▸ Directive
Identify and pull out each line of the entries in which "billion" occurs.

▸ Record excerpts
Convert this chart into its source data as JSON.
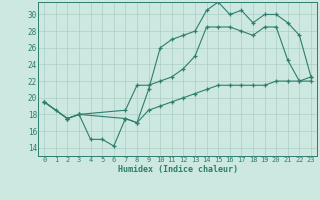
{
  "xlabel": "Humidex (Indice chaleur)",
  "bg_color": "#cce8e0",
  "line_color": "#2e7d6e",
  "grid_color": "#aacfc4",
  "xlim": [
    -0.5,
    23.5
  ],
  "ylim": [
    13.0,
    31.5
  ],
  "yticks": [
    14,
    16,
    18,
    20,
    22,
    24,
    26,
    28,
    30
  ],
  "xticks": [
    0,
    1,
    2,
    3,
    4,
    5,
    6,
    7,
    8,
    9,
    10,
    11,
    12,
    13,
    14,
    15,
    16,
    17,
    18,
    19,
    20,
    21,
    22,
    23
  ],
  "curve1_x": [
    0,
    1,
    2,
    3,
    4,
    5,
    6,
    7,
    8,
    9,
    10,
    11,
    12,
    13,
    14,
    15,
    16,
    17,
    18,
    19,
    20,
    21,
    22,
    23
  ],
  "curve1_y": [
    19.5,
    18.5,
    17.5,
    18.0,
    15.0,
    15.0,
    14.2,
    17.5,
    17.0,
    21.0,
    26.0,
    27.0,
    27.5,
    28.0,
    30.5,
    31.5,
    30.0,
    30.5,
    29.0,
    30.0,
    30.0,
    29.0,
    27.5,
    22.5
  ],
  "curve2_x": [
    0,
    2,
    3,
    7,
    8,
    9,
    10,
    11,
    12,
    13,
    14,
    15,
    16,
    17,
    18,
    19,
    20,
    21,
    22,
    23
  ],
  "curve2_y": [
    19.5,
    17.5,
    18.0,
    18.5,
    21.5,
    21.5,
    22.0,
    22.5,
    23.5,
    25.0,
    28.5,
    28.5,
    28.5,
    28.0,
    27.5,
    28.5,
    28.5,
    24.5,
    22.0,
    22.0
  ],
  "curve3_x": [
    0,
    2,
    3,
    7,
    8,
    9,
    10,
    11,
    12,
    13,
    14,
    15,
    16,
    17,
    18,
    19,
    20,
    21,
    22,
    23
  ],
  "curve3_y": [
    19.5,
    17.5,
    18.0,
    17.5,
    17.0,
    18.5,
    19.0,
    19.5,
    20.0,
    20.5,
    21.0,
    21.5,
    21.5,
    21.5,
    21.5,
    21.5,
    22.0,
    22.0,
    22.0,
    22.5
  ]
}
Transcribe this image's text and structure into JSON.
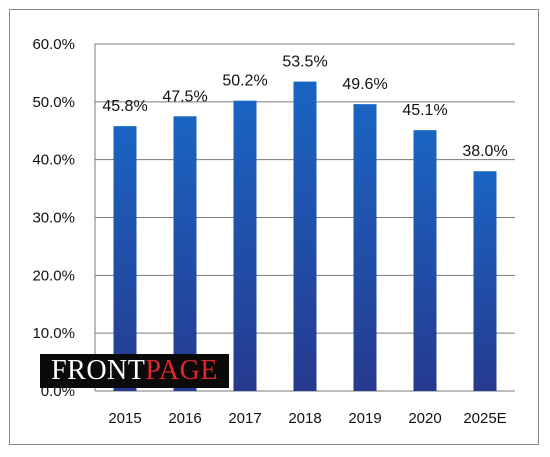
{
  "chart_data": {
    "type": "bar",
    "categories": [
      "2015",
      "2016",
      "2017",
      "2018",
      "2019",
      "2020",
      "2025E"
    ],
    "values": [
      45.8,
      47.5,
      50.2,
      53.5,
      49.6,
      45.1,
      38.0
    ],
    "data_labels": [
      "45.8%",
      "47.5%",
      "50.2%",
      "53.5%",
      "49.6%",
      "45.1%",
      "38.0%"
    ],
    "title": "",
    "xlabel": "",
    "ylabel": "",
    "ylim": [
      0,
      60
    ],
    "y_ticks": [
      {
        "value": 0,
        "label": "0.0%"
      },
      {
        "value": 10,
        "label": "10.0%"
      },
      {
        "value": 20,
        "label": "20.0%"
      },
      {
        "value": 30,
        "label": "30.0%"
      },
      {
        "value": 40,
        "label": "40.0%"
      },
      {
        "value": 50,
        "label": "50.0%"
      },
      {
        "value": 60,
        "label": "60.0%"
      }
    ],
    "grid": true,
    "legend": "none",
    "colors": {
      "bar_top": "#1a64c2",
      "bar_bottom": "#263a8f",
      "grid": "#7a7a7a"
    }
  },
  "watermark": {
    "front": "FRONT",
    "page": "PAGE",
    "front_color": "#ffffff",
    "page_color": "#e0262b"
  }
}
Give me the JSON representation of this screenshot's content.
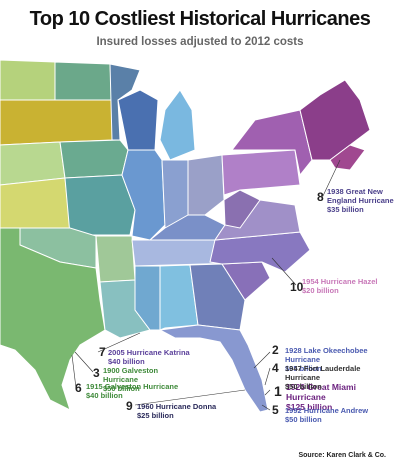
{
  "header": {
    "title": "Top 10 Costliest Historical Hurricanes",
    "subtitle": "Insured losses adjusted to 2012 costs"
  },
  "hurricanes": [
    {
      "rank": 1,
      "name": "1926 Great Miami Hurricane",
      "loss": "$125 billion"
    },
    {
      "rank": 2,
      "name": "1928 Lake Okeechobee Hurricane",
      "loss": "$65 billion"
    },
    {
      "rank": 3,
      "name": "1900 Galveston Hurricane",
      "loss": "$50 billion"
    },
    {
      "rank": 4,
      "name": "1947 Fort Lauderdale Hurricane",
      "loss": "$50 billion"
    },
    {
      "rank": 5,
      "name": "1992 Hurricane Andrew",
      "loss": "$50 billion"
    },
    {
      "rank": 6,
      "name": "1915 Galveston Hurricane",
      "loss": "$40 billion"
    },
    {
      "rank": 7,
      "name": "2005 Hurricane Katrina",
      "loss": "$40 billion"
    },
    {
      "rank": 8,
      "name": "1938 Great New England Hurricane",
      "loss": "$35 billion"
    },
    {
      "rank": 9,
      "name": "1960 Hurricane Donna",
      "loss": "$25 billion"
    },
    {
      "rank": 10,
      "name": "1954 Hurricane Hazel",
      "loss": "$20 billion"
    }
  ],
  "source": "Source: Karen Clark & Co."
}
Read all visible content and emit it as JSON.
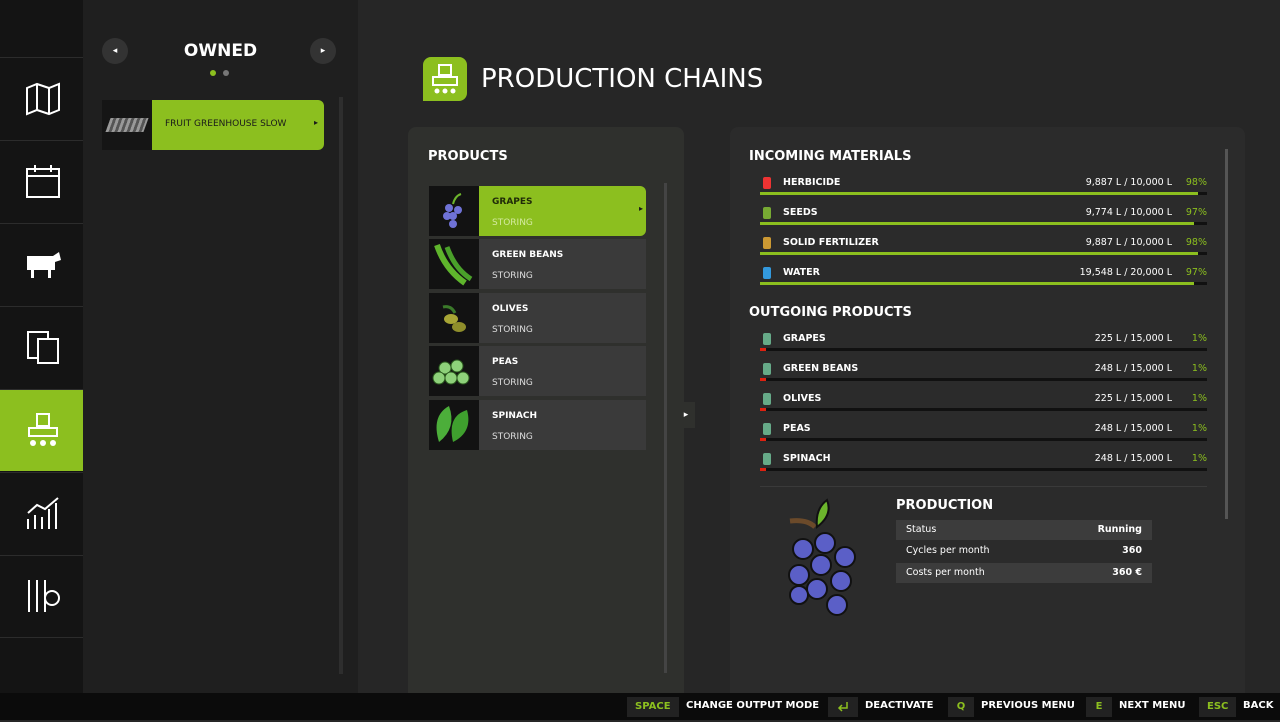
{
  "sidebar": {
    "header": "OWNED",
    "items": [
      "FRUIT GREENHOUSE SLOW"
    ]
  },
  "title": "PRODUCTION CHAINS",
  "products": {
    "heading": "PRODUCTS",
    "items": [
      {
        "name": "GRAPES",
        "status": "STORING"
      },
      {
        "name": "GREEN BEANS",
        "status": "STORING"
      },
      {
        "name": "OLIVES",
        "status": "STORING"
      },
      {
        "name": "PEAS",
        "status": "STORING"
      },
      {
        "name": "SPINACH",
        "status": "STORING"
      }
    ]
  },
  "incoming": {
    "heading": "INCOMING MATERIALS",
    "items": [
      {
        "name": "HERBICIDE",
        "amount": "9,887 L / 10,000 L",
        "percent": "98%"
      },
      {
        "name": "SEEDS",
        "amount": "9,774 L / 10,000 L",
        "percent": "97%"
      },
      {
        "name": "SOLID FERTILIZER",
        "amount": "9,887 L / 10,000 L",
        "percent": "98%"
      },
      {
        "name": "WATER",
        "amount": "19,548 L / 20,000 L",
        "percent": "97%"
      }
    ]
  },
  "outgoing": {
    "heading": "OUTGOING PRODUCTS",
    "items": [
      {
        "name": "GRAPES",
        "amount": "225 L / 15,000 L",
        "percent": "1%"
      },
      {
        "name": "GREEN BEANS",
        "amount": "248 L / 15,000 L",
        "percent": "1%"
      },
      {
        "name": "OLIVES",
        "amount": "225 L / 15,000 L",
        "percent": "1%"
      },
      {
        "name": "PEAS",
        "amount": "248 L / 15,000 L",
        "percent": "1%"
      },
      {
        "name": "SPINACH",
        "amount": "248 L / 15,000 L",
        "percent": "1%"
      }
    ]
  },
  "production": {
    "heading": "PRODUCTION",
    "rows": [
      [
        "Status",
        "Running"
      ],
      [
        "Cycles per month",
        "360"
      ],
      [
        "Costs per month",
        "360 €"
      ]
    ]
  },
  "footer": [
    {
      "key": "SPACE",
      "label": "CHANGE OUTPUT MODE"
    },
    {
      "key": null,
      "label": "DEACTIVATE"
    },
    {
      "key": "Q",
      "label": "PREVIOUS MENU"
    },
    {
      "key": "E",
      "label": "NEXT MENU"
    },
    {
      "key": "ESC",
      "label": "BACK"
    }
  ]
}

▸ Answer to this exercise
      "loss": "$125 billion"
      "loss": "$65 billion"
      "loss": "$50 billion"
      "loss": "$50 billion"
      "loss": "$50 billion"
      "loss": "$40 billion"
      "loss": "$40 billion"
      "loss": "$35 billion"
      "loss": "$25 billion"
      "loss": "$20 billion"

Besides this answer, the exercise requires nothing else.